### TASK
Every line below that mentions the word "elements" should be copied out.

-- Start of INFORMATION GIVEN --

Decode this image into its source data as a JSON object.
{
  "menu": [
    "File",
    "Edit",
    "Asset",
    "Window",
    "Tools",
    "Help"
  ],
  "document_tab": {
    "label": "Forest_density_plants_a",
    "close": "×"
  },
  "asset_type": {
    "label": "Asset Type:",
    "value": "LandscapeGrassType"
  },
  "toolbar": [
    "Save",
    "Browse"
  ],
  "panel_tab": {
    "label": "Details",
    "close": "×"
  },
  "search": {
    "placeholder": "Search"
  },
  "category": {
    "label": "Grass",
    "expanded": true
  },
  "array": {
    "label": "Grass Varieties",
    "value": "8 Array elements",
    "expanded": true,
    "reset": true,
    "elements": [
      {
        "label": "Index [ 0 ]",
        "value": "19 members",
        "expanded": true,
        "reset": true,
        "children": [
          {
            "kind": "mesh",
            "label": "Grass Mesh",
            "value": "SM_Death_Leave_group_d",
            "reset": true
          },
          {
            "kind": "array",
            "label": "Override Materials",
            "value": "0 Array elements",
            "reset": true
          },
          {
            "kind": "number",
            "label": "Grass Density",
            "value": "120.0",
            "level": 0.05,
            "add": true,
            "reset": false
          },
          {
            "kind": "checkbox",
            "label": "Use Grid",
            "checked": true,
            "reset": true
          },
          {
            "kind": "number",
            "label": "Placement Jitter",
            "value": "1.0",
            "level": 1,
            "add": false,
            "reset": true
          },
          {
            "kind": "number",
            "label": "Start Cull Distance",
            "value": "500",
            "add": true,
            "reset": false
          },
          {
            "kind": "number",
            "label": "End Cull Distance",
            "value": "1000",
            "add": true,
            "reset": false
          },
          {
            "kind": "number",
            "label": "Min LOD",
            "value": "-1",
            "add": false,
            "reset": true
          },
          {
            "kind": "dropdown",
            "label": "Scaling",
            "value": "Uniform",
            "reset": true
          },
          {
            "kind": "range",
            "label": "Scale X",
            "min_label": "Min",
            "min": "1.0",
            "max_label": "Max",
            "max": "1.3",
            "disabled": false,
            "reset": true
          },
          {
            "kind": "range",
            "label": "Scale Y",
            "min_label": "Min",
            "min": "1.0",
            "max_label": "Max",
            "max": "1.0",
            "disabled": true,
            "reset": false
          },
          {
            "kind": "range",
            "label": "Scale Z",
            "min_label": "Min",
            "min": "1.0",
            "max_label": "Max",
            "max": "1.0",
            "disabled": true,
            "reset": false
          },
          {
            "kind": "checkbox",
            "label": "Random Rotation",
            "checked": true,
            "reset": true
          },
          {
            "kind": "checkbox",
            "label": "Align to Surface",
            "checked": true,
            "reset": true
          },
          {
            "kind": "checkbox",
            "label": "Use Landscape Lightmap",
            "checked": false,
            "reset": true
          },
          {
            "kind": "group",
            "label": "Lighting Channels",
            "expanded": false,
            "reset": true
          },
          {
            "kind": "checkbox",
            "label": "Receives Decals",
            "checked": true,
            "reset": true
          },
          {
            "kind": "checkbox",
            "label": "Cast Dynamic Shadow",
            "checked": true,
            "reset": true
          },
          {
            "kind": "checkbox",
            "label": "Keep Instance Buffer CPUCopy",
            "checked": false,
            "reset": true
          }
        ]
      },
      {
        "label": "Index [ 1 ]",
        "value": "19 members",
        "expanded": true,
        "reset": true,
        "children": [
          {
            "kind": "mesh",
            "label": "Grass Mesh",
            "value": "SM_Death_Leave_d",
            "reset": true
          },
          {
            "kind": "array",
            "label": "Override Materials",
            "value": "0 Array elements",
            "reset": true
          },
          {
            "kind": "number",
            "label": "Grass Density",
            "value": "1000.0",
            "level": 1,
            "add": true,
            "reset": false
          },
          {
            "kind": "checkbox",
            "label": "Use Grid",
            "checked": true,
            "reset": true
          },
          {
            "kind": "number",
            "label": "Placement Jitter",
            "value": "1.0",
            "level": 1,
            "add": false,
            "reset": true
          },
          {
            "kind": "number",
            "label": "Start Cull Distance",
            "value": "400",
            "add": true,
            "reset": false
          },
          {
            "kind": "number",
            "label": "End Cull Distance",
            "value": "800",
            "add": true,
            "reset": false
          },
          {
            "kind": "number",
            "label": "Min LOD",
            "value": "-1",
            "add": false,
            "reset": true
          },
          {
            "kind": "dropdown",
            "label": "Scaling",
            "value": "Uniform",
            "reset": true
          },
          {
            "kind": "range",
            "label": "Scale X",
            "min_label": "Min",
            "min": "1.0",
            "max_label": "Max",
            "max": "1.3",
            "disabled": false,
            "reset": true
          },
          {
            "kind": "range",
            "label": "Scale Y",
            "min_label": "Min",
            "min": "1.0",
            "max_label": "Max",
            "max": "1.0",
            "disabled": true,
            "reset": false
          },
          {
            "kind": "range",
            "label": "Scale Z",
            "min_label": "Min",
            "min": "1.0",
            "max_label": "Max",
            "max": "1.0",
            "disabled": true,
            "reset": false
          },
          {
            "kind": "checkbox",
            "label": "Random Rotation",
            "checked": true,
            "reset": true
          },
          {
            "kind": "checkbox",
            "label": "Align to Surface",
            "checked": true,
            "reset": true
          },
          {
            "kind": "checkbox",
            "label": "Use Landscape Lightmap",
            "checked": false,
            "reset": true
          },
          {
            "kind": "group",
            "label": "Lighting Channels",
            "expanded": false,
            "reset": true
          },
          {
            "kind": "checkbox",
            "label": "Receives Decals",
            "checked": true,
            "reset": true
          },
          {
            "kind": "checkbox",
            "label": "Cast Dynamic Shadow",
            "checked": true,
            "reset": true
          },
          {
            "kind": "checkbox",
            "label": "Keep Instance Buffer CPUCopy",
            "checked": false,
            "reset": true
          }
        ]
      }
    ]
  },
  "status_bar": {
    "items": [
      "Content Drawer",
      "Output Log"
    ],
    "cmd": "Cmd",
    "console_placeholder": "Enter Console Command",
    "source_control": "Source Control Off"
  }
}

-- End of INFORMATION GIVEN --

### COMPLETE RESPONSE
    "value": "8 Array elements",
    "elements": [
            "value": "0 Array elements",
            "value": "0 Array elements",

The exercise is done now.